◆ Excerpted records

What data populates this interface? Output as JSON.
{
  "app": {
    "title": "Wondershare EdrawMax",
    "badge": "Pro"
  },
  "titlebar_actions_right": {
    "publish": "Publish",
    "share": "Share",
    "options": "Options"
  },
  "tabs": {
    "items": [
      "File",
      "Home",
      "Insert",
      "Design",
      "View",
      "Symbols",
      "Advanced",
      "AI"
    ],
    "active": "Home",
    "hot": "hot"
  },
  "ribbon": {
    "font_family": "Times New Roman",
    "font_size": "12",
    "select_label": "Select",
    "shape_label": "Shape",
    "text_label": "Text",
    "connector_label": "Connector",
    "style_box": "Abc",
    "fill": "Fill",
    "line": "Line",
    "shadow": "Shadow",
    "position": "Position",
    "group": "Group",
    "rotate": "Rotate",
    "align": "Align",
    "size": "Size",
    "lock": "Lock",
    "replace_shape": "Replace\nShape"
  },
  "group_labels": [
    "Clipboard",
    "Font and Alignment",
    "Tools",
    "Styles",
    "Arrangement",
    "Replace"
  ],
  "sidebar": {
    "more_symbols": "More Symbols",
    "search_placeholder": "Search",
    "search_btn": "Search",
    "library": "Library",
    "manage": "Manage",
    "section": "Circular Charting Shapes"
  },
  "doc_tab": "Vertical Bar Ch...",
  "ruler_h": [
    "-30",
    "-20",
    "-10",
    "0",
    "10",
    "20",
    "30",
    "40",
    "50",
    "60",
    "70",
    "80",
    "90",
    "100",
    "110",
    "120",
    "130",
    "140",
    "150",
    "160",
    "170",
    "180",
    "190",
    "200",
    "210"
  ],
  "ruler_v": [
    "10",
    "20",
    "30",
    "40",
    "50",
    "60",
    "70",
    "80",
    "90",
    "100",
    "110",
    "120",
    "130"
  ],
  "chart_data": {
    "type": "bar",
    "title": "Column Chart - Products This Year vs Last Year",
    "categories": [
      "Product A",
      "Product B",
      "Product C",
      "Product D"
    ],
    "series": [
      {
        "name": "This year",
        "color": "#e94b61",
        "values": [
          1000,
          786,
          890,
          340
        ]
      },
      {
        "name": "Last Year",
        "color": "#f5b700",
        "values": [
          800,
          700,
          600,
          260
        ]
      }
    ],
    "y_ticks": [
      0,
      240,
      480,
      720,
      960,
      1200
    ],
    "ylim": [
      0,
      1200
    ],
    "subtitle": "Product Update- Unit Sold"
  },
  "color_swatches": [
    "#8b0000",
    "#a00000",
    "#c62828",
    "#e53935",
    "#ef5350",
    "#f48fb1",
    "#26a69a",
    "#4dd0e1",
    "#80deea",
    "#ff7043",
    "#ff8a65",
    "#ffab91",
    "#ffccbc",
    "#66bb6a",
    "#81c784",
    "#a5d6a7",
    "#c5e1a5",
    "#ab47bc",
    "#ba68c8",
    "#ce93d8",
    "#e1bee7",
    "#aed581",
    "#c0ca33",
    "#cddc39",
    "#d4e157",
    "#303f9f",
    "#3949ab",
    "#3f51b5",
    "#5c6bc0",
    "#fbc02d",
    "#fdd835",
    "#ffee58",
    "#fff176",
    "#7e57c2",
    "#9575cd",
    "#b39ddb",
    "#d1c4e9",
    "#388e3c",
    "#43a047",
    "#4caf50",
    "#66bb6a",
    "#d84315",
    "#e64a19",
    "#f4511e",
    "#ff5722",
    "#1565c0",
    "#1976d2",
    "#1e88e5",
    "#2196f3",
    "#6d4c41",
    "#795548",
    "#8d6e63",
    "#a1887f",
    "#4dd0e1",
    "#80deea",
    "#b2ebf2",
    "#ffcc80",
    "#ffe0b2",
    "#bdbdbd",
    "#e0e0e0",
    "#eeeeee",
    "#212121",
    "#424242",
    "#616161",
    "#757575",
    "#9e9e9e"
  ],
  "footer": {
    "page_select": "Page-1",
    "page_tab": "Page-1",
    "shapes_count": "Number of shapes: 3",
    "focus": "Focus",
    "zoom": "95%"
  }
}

◆ Written request
Exact output of every entry is required.

◆ Solution for this problem
What data populates this interface? Output as JSON.
{
  "app": {
    "title": "Wondershare EdrawMax",
    "badge": "Pro"
  },
  "titlebar_actions_right": {
    "publish": "Publish",
    "share": "Share",
    "options": "Options"
  },
  "tabs": {
    "items": [
      "File",
      "Home",
      "Insert",
      "Design",
      "View",
      "Symbols",
      "Advanced",
      "AI"
    ],
    "active": "Home",
    "hot": "hot"
  },
  "ribbon": {
    "font_family": "Times New Roman",
    "font_size": "12",
    "select_label": "Select",
    "shape_label": "Shape",
    "text_label": "Text",
    "connector_label": "Connector",
    "style_box": "Abc",
    "fill": "Fill",
    "line": "Line",
    "shadow": "Shadow",
    "position": "Position",
    "group": "Group",
    "rotate": "Rotate",
    "align": "Align",
    "size": "Size",
    "lock": "Lock",
    "replace_shape": "Replace\nShape"
  },
  "group_labels": [
    "Clipboard",
    "Font and Alignment",
    "Tools",
    "Styles",
    "Arrangement",
    "Replace"
  ],
  "sidebar": {
    "more_symbols": "More Symbols",
    "search_placeholder": "Search",
    "search_btn": "Search",
    "library": "Library",
    "manage": "Manage",
    "section": "Circular Charting Shapes"
  },
  "doc_tab": "Vertical Bar Ch...",
  "ruler_h": [
    "-30",
    "-20",
    "-10",
    "0",
    "10",
    "20",
    "30",
    "40",
    "50",
    "60",
    "70",
    "80",
    "90",
    "100",
    "110",
    "120",
    "130",
    "140",
    "150",
    "160",
    "170",
    "180",
    "190",
    "200",
    "210"
  ],
  "ruler_v": [
    "10",
    "20",
    "30",
    "40",
    "50",
    "60",
    "70",
    "80",
    "90",
    "100",
    "110",
    "120",
    "130"
  ],
  "chart_data": {
    "type": "bar",
    "title": "Column Chart - Products This Year vs Last Year",
    "categories": [
      "Product A",
      "Product B",
      "Product C",
      "Product D"
    ],
    "series": [
      {
        "name": "This year",
        "color": "#e94b61",
        "values": [
          1000,
          786,
          890,
          340
        ]
      },
      {
        "name": "Last Year",
        "color": "#f5b700",
        "values": [
          800,
          700,
          600,
          260
        ]
      }
    ],
    "y_ticks": [
      0,
      240,
      480,
      720,
      960,
      1200
    ],
    "ylim": [
      0,
      1200
    ],
    "subtitle": "Product Update- Unit Sold"
  },
  "color_swatches": [
    "#8b0000",
    "#a00000",
    "#c62828",
    "#e53935",
    "#ef5350",
    "#f48fb1",
    "#26a69a",
    "#4dd0e1",
    "#80deea",
    "#ff7043",
    "#ff8a65",
    "#ffab91",
    "#ffccbc",
    "#66bb6a",
    "#81c784",
    "#a5d6a7",
    "#c5e1a5",
    "#ab47bc",
    "#ba68c8",
    "#ce93d8",
    "#e1bee7",
    "#aed581",
    "#c0ca33",
    "#cddc39",
    "#d4e157",
    "#303f9f",
    "#3949ab",
    "#3f51b5",
    "#5c6bc0",
    "#fbc02d",
    "#fdd835",
    "#ffee58",
    "#fff176",
    "#7e57c2",
    "#9575cd",
    "#b39ddb",
    "#d1c4e9",
    "#388e3c",
    "#43a047",
    "#4caf50",
    "#66bb6a",
    "#d84315",
    "#e64a19",
    "#f4511e",
    "#ff5722",
    "#1565c0",
    "#1976d2",
    "#1e88e5",
    "#2196f3",
    "#6d4c41",
    "#795548",
    "#8d6e63",
    "#a1887f",
    "#4dd0e1",
    "#80deea",
    "#b2ebf2",
    "#ffcc80",
    "#ffe0b2",
    "#bdbdbd",
    "#e0e0e0",
    "#eeeeee",
    "#212121",
    "#424242",
    "#616161",
    "#757575",
    "#9e9e9e"
  ],
  "footer": {
    "page_select": "Page-1",
    "page_tab": "Page-1",
    "shapes_count": "Number of shapes: 3",
    "focus": "Focus",
    "zoom": "95%"
  }
}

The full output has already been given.